§ **YOUR TASK**:
Wherever the word "caption" appears in a line, extract that line.

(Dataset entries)
= = =

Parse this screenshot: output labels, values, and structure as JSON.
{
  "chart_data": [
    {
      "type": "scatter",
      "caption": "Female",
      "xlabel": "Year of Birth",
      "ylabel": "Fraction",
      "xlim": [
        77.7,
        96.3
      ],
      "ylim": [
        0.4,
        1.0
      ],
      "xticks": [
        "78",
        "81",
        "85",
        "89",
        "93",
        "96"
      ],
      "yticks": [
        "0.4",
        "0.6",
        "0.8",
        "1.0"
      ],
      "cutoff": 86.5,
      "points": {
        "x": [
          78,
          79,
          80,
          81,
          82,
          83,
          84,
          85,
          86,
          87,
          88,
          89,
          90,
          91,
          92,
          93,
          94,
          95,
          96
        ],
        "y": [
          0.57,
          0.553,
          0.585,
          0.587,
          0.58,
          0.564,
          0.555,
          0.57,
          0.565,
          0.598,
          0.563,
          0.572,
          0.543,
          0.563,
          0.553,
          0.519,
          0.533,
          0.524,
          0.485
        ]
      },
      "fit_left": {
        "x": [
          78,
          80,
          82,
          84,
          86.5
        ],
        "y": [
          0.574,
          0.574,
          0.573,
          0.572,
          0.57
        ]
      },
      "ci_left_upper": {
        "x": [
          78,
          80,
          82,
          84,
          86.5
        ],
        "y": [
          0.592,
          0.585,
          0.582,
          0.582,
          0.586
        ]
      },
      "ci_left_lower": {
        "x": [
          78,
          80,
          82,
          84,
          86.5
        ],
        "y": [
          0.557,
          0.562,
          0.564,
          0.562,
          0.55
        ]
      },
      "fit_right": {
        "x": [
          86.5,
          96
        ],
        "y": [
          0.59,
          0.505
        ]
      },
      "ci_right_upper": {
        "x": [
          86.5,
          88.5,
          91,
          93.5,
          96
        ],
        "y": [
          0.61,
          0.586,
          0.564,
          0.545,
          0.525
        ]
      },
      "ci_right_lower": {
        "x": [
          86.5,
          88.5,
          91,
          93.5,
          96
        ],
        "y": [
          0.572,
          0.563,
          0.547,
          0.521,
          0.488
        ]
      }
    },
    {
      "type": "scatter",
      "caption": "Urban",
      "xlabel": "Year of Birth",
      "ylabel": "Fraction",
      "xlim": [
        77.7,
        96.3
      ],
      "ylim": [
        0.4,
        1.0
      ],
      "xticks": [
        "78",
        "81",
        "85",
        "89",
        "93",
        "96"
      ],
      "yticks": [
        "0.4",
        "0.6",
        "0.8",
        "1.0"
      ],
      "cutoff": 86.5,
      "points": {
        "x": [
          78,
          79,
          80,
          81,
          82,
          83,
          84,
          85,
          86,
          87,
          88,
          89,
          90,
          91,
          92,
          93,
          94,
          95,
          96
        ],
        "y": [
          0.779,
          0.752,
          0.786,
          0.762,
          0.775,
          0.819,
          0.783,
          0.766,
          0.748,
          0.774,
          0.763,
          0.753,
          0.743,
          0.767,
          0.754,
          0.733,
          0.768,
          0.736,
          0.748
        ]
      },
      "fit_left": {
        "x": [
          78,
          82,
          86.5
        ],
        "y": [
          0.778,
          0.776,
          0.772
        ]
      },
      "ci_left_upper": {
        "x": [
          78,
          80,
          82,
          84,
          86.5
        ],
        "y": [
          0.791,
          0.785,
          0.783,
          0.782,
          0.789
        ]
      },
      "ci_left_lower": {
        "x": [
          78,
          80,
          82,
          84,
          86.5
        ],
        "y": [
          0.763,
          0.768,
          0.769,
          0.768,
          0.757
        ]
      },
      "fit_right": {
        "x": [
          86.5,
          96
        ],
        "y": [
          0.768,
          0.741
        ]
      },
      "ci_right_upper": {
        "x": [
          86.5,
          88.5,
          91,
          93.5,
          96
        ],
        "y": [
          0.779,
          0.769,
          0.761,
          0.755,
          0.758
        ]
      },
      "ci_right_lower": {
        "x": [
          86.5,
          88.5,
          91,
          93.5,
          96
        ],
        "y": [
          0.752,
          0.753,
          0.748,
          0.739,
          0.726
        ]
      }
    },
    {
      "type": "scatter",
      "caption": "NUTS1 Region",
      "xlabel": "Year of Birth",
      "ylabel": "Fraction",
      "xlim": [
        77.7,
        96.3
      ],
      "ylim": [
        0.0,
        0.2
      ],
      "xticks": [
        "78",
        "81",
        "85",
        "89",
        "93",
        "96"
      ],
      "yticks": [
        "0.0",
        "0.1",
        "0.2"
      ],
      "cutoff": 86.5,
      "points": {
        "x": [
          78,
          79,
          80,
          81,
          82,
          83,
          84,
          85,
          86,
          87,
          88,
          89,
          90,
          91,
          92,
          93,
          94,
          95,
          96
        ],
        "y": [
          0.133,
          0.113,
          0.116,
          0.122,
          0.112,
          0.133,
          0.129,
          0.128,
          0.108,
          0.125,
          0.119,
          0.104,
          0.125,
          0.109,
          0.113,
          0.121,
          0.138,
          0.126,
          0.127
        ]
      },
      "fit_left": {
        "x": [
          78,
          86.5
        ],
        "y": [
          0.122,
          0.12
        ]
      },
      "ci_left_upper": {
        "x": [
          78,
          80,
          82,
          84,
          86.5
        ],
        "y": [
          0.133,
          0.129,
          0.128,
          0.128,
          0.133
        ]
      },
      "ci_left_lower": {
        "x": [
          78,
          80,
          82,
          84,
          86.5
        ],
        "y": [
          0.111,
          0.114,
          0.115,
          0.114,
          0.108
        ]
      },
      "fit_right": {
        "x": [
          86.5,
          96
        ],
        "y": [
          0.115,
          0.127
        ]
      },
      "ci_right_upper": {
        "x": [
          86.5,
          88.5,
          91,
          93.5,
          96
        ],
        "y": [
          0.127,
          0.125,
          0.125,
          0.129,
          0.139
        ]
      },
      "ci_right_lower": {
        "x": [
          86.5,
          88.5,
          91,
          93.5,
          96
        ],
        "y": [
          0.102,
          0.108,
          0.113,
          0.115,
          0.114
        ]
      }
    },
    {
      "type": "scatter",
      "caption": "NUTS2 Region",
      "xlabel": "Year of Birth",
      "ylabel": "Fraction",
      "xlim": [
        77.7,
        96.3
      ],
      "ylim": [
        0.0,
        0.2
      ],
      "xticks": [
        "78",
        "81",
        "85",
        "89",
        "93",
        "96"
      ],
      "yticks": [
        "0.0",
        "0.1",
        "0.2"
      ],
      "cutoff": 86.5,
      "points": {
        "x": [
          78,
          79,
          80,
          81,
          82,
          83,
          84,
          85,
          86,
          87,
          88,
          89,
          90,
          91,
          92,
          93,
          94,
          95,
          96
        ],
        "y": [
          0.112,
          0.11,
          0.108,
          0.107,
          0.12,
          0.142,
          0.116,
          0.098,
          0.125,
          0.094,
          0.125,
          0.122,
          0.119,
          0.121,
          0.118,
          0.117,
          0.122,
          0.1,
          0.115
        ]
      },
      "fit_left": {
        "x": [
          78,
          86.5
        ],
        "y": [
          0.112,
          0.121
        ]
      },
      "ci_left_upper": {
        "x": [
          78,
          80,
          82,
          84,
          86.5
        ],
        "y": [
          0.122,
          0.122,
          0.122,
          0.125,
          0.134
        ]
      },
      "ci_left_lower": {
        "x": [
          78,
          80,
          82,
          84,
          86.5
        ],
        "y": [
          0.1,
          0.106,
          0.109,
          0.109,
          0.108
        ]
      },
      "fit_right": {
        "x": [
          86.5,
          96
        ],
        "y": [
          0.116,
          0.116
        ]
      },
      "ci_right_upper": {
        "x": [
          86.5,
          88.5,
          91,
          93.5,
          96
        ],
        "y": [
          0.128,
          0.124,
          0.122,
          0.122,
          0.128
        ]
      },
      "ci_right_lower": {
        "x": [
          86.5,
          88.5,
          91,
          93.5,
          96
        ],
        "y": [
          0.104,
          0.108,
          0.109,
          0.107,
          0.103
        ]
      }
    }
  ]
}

= = =

§ **EXERCISE ANSWER**:
      "caption": "Female",
      "caption": "Urban",
      "caption": "NUTS1 Region",
      "caption": "NUTS2 Region",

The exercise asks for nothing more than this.